▶ [Set problem] Reproduce the listing that follows with no differences at all.

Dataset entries
━━━━━━━━━━━━━━━━

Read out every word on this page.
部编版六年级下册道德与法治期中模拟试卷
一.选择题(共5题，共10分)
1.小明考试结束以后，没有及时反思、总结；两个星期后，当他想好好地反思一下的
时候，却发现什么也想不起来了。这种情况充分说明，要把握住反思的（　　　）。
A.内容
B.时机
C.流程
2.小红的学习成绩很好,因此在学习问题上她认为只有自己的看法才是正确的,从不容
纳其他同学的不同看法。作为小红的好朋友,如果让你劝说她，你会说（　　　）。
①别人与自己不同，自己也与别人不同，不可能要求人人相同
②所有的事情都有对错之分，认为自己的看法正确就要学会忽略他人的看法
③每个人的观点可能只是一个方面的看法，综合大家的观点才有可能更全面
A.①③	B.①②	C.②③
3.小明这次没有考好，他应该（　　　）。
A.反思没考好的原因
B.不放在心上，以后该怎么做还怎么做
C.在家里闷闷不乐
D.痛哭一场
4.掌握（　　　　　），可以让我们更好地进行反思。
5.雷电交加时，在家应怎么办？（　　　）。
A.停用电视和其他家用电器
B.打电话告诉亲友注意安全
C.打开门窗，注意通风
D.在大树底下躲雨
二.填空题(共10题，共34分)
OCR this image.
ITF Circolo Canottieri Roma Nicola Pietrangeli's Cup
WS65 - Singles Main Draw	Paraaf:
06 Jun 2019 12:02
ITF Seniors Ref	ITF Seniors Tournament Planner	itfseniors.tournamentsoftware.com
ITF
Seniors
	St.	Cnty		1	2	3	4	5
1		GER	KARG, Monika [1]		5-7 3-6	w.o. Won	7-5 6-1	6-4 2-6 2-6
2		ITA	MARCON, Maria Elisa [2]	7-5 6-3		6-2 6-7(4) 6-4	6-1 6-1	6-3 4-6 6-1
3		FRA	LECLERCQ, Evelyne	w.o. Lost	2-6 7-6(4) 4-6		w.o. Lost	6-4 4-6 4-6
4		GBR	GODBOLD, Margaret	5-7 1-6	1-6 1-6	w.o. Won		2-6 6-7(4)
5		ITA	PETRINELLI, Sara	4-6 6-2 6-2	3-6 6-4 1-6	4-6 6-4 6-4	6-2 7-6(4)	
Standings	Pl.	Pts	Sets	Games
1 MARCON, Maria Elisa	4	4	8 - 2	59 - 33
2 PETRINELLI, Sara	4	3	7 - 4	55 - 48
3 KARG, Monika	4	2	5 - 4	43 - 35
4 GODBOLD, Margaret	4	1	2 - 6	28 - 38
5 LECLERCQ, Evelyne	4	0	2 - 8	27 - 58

━━━━━━━━━━━━━━━━

▶ [Task result]
Read out every word on this page.
部编版六年级下册道德与法治期中模拟试卷
一.选择题(共5题，共10分)
1.小明考试结束以后，没有及时反思、总结；两个星期后，当他想好好地反思一下的
时候，却发现什么也想不起来了。这种情况充分说明，要把握住反思的（　　　）。
A.内容
B.时机
C.流程
2.小红的学习成绩很好,因此在学习问题上她认为只有自己的看法才是正确的,从不容
纳其他同学的不同看法。作为小红的好朋友,如果让你劝说她，你会说（　　　）。
①别人与自己不同，自己也与别人不同，不可能要求人人相同
②所有的事情都有对错之分，认为自己的看法正确就要学会忽略他人的看法
③每个人的观点可能只是一个方面的看法，综合大家的观点才有可能更全面
A.①③	B.①②	C.②③
3.小明这次没有考好，他应该（　　　）。
A.反思没考好的原因
B.不放在心上，以后该怎么做还怎么做
C.在家里闷闷不乐
D.痛哭一场
4.掌握（　　　　　），可以让我们更好地进行反思。
5.雷电交加时，在家应怎么办？（　　　）。
A.停用电视和其他家用电器
B.打电话告诉亲友注意安全
C.打开门窗，注意通风
D.在大树底下躲雨
二.填空题(共10题，共34分)
OCR this image.
ITF Circolo Canottieri Roma Nicola Pietrangeli's Cup
WS65 - Singles Main Draw	Paraaf:
06 Jun 2019 12:02
ITF Seniors Ref	ITF Seniors Tournament Planner	itfseniors.tournamentsoftware.com
ITF
Seniors
	St.	Cnty		1	2	3	4	5
1		GER	KARG, Monika [1]		5-7 3-6	w.o. Won	7-5 6-1	6-4 2-6 2-6
2		ITA	MARCON, Maria Elisa [2]	7-5 6-3		6-2 6-7(4) 6-4	6-1 6-1	6-3 4-6 6-1
3		FRA	LECLERCQ, Evelyne	w.o. Lost	2-6 7-6(4) 4-6		w.o. Lost	6-4 4-6 4-6
4		GBR	GODBOLD, Margaret	5-7 1-6	1-6 1-6	w.o. Won		2-6 6-7(4)
5		ITA	PETRINELLI, Sara	4-6 6-2 6-2	3-6 6-4 1-6	4-6 6-4 6-4	6-2 7-6(4)	
Standings	Pl.	Pts	Sets	Games
1 MARCON, Maria Elisa	4	4	8 - 2	59 - 33
2 PETRINELLI, Sara	4	3	7 - 4	55 - 48
3 KARG, Monika	4	2	5 - 4	43 - 35
4 GODBOLD, Margaret	4	1	2 - 6	28 - 38
5 LECLERCQ, Evelyne	4	0	2 - 8	27 - 58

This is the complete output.